Task instructions: Would you set down every entry shown below, precisely as written?

Source material:

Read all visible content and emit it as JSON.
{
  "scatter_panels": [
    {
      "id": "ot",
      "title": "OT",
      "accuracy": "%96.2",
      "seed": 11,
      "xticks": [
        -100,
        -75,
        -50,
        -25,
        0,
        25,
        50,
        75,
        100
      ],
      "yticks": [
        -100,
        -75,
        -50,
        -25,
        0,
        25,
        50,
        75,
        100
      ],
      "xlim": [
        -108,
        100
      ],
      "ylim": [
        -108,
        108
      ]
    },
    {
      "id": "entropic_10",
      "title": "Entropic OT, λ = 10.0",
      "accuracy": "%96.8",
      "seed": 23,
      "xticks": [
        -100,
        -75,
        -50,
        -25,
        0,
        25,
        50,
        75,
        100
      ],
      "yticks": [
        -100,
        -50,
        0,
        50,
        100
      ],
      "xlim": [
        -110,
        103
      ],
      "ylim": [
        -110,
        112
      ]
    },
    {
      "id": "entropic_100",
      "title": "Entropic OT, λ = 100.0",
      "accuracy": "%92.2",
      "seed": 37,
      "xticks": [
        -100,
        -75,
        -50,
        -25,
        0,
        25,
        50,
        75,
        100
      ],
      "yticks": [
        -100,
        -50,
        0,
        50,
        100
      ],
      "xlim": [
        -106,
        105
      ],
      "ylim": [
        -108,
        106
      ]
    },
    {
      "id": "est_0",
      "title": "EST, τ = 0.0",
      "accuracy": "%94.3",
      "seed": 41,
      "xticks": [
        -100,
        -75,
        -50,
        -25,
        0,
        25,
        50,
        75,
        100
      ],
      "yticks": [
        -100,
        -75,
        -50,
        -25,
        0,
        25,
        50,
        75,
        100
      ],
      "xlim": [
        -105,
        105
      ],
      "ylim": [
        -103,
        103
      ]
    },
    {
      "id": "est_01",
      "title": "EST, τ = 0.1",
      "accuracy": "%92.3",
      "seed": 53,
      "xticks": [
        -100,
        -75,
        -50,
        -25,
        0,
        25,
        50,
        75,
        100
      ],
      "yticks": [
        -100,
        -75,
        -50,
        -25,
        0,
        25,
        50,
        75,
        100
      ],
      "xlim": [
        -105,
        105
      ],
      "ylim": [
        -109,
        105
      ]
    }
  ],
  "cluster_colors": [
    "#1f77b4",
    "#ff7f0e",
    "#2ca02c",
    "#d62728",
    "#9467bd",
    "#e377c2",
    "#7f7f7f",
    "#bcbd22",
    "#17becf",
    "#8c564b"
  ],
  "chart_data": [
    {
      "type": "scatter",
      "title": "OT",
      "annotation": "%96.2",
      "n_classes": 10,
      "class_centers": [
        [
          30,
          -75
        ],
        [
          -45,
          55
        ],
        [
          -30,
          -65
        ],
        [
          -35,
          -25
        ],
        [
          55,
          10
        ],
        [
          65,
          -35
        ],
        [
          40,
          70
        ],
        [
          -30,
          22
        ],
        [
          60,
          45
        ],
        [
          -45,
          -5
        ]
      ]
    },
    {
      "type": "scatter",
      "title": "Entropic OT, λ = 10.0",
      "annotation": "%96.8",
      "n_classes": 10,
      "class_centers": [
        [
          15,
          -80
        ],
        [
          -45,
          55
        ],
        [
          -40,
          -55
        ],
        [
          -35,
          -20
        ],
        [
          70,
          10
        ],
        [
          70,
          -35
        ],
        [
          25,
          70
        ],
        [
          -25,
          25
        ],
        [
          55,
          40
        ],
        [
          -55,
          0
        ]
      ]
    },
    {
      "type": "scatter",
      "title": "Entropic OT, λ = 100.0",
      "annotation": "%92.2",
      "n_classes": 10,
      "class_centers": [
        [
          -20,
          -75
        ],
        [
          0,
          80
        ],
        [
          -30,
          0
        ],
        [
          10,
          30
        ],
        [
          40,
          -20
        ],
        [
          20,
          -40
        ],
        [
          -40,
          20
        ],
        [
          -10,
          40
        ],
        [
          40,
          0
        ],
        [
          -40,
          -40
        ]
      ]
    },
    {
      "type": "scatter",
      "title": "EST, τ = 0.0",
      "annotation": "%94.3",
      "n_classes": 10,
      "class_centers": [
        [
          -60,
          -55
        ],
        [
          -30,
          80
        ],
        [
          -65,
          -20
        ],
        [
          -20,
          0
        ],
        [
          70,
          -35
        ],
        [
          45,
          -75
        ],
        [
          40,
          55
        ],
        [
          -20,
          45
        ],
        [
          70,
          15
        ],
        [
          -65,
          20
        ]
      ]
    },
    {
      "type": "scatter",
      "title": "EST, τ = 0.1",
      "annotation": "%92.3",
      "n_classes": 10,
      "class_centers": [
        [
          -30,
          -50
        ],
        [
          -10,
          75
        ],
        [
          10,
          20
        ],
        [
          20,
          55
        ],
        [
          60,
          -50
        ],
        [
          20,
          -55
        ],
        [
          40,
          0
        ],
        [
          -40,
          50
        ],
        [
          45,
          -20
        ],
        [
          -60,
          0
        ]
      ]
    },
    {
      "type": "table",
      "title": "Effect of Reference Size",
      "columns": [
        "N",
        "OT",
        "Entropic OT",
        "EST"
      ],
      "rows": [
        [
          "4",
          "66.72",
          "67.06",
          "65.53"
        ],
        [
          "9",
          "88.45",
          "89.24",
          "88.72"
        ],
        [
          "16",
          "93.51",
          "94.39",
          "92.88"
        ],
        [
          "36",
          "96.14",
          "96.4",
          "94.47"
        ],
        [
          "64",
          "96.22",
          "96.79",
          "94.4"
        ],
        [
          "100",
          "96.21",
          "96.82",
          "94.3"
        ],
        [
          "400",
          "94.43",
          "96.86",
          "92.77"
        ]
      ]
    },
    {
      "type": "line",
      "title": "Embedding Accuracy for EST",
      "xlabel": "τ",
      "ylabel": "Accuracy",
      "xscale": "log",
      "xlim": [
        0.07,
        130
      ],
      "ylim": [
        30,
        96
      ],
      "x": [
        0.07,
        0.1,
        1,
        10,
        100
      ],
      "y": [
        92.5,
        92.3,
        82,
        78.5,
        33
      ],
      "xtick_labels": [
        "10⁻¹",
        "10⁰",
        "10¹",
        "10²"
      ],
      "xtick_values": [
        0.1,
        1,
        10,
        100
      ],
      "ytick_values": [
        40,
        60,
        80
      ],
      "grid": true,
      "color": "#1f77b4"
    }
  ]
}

Task response:
Read all visible content and emit it as JSON.
{
  "scatter_panels": [
    {
      "id": "ot",
      "title": "OT",
      "accuracy": "%96.2",
      "seed": 11,
      "xticks": [
        -100,
        -75,
        -50,
        -25,
        0,
        25,
        50,
        75,
        100
      ],
      "yticks": [
        -100,
        -75,
        -50,
        -25,
        0,
        25,
        50,
        75,
        100
      ],
      "xlim": [
        -108,
        100
      ],
      "ylim": [
        -108,
        108
      ]
    },
    {
      "id": "entropic_10",
      "title": "Entropic OT, λ = 10.0",
      "accuracy": "%96.8",
      "seed": 23,
      "xticks": [
        -100,
        -75,
        -50,
        -25,
        0,
        25,
        50,
        75,
        100
      ],
      "yticks": [
        -100,
        -50,
        0,
        50,
        100
      ],
      "xlim": [
        -110,
        103
      ],
      "ylim": [
        -110,
        112
      ]
    },
    {
      "id": "entropic_100",
      "title": "Entropic OT, λ = 100.0",
      "accuracy": "%92.2",
      "seed": 37,
      "xticks": [
        -100,
        -75,
        -50,
        -25,
        0,
        25,
        50,
        75,
        100
      ],
      "yticks": [
        -100,
        -50,
        0,
        50,
        100
      ],
      "xlim": [
        -106,
        105
      ],
      "ylim": [
        -108,
        106
      ]
    },
    {
      "id": "est_0",
      "title": "EST, τ = 0.0",
      "accuracy": "%94.3",
      "seed": 41,
      "xticks": [
        -100,
        -75,
        -50,
        -25,
        0,
        25,
        50,
        75,
        100
      ],
      "yticks": [
        -100,
        -75,
        -50,
        -25,
        0,
        25,
        50,
        75,
        100
      ],
      "xlim": [
        -105,
        105
      ],
      "ylim": [
        -103,
        103
      ]
    },
    {
      "id": "est_01",
      "title": "EST, τ = 0.1",
      "accuracy": "%92.3",
      "seed": 53,
      "xticks": [
        -100,
        -75,
        -50,
        -25,
        0,
        25,
        50,
        75,
        100
      ],
      "yticks": [
        -100,
        -75,
        -50,
        -25,
        0,
        25,
        50,
        75,
        100
      ],
      "xlim": [
        -105,
        105
      ],
      "ylim": [
        -109,
        105
      ]
    }
  ],
  "cluster_colors": [
    "#1f77b4",
    "#ff7f0e",
    "#2ca02c",
    "#d62728",
    "#9467bd",
    "#e377c2",
    "#7f7f7f",
    "#bcbd22",
    "#17becf",
    "#8c564b"
  ],
  "chart_data": [
    {
      "type": "scatter",
      "title": "OT",
      "annotation": "%96.2",
      "n_classes": 10,
      "class_centers": [
        [
          30,
          -75
        ],
        [
          -45,
          55
        ],
        [
          -30,
          -65
        ],
        [
          -35,
          -25
        ],
        [
          55,
          10
        ],
        [
          65,
          -35
        ],
        [
          40,
          70
        ],
        [
          -30,
          22
        ],
        [
          60,
          45
        ],
        [
          -45,
          -5
        ]
      ]
    },
    {
      "type": "scatter",
      "title": "Entropic OT, λ = 10.0",
      "annotation": "%96.8",
      "n_classes": 10,
      "class_centers": [
        [
          15,
          -80
        ],
        [
          -45,
          55
        ],
        [
          -40,
          -55
        ],
        [
          -35,
          -20
        ],
        [
          70,
          10
        ],
        [
          70,
          -35
        ],
        [
          25,
          70
        ],
        [
          -25,
          25
        ],
        [
          55,
          40
        ],
        [
          -55,
          0
        ]
      ]
    },
    {
      "type": "scatter",
      "title": "Entropic OT, λ = 100.0",
      "annotation": "%92.2",
      "n_classes": 10,
      "class_centers": [
        [
          -20,
          -75
        ],
        [
          0,
          80
        ],
        [
          -30,
          0
        ],
        [
          10,
          30
        ],
        [
          40,
          -20
        ],
        [
          20,
          -40
        ],
        [
          -40,
          20
        ],
        [
          -10,
          40
        ],
        [
          40,
          0
        ],
        [
          -40,
          -40
        ]
      ]
    },
    {
      "type": "scatter",
      "title": "EST, τ = 0.0",
      "annotation": "%94.3",
      "n_classes": 10,
      "class_centers": [
        [
          -60,
          -55
        ],
        [
          -30,
          80
        ],
        [
          -65,
          -20
        ],
        [
          -20,
          0
        ],
        [
          70,
          -35
        ],
        [
          45,
          -75
        ],
        [
          40,
          55
        ],
        [
          -20,
          45
        ],
        [
          70,
          15
        ],
        [
          -65,
          20
        ]
      ]
    },
    {
      "type": "scatter",
      "title": "EST, τ = 0.1",
      "annotation": "%92.3",
      "n_classes": 10,
      "class_centers": [
        [
          -30,
          -50
        ],
        [
          -10,
          75
        ],
        [
          10,
          20
        ],
        [
          20,
          55
        ],
        [
          60,
          -50
        ],
        [
          20,
          -55
        ],
        [
          40,
          0
        ],
        [
          -40,
          50
        ],
        [
          45,
          -20
        ],
        [
          -60,
          0
        ]
      ]
    },
    {
      "type": "table",
      "title": "Effect of Reference Size",
      "columns": [
        "N",
        "OT",
        "Entropic OT",
        "EST"
      ],
      "rows": [
        [
          "4",
          "66.72",
          "67.06",
          "65.53"
        ],
        [
          "9",
          "88.45",
          "89.24",
          "88.72"
        ],
        [
          "16",
          "93.51",
          "94.39",
          "92.88"
        ],
        [
          "36",
          "96.14",
          "96.4",
          "94.47"
        ],
        [
          "64",
          "96.22",
          "96.79",
          "94.4"
        ],
        [
          "100",
          "96.21",
          "96.82",
          "94.3"
        ],
        [
          "400",
          "94.43",
          "96.86",
          "92.77"
        ]
      ]
    },
    {
      "type": "line",
      "title": "Embedding Accuracy for EST",
      "xlabel": "τ",
      "ylabel": "Accuracy",
      "xscale": "log",
      "xlim": [
        0.07,
        130
      ],
      "ylim": [
        30,
        96
      ],
      "x": [
        0.07,
        0.1,
        1,
        10,
        100
      ],
      "y": [
        92.5,
        92.3,
        82,
        78.5,
        33
      ],
      "xtick_labels": [
        "10⁻¹",
        "10⁰",
        "10¹",
        "10²"
      ],
      "xtick_values": [
        0.1,
        1,
        10,
        100
      ],
      "ytick_values": [
        40,
        60,
        80
      ],
      "grid": true,
      "color": "#1f77b4"
    }
  ]
}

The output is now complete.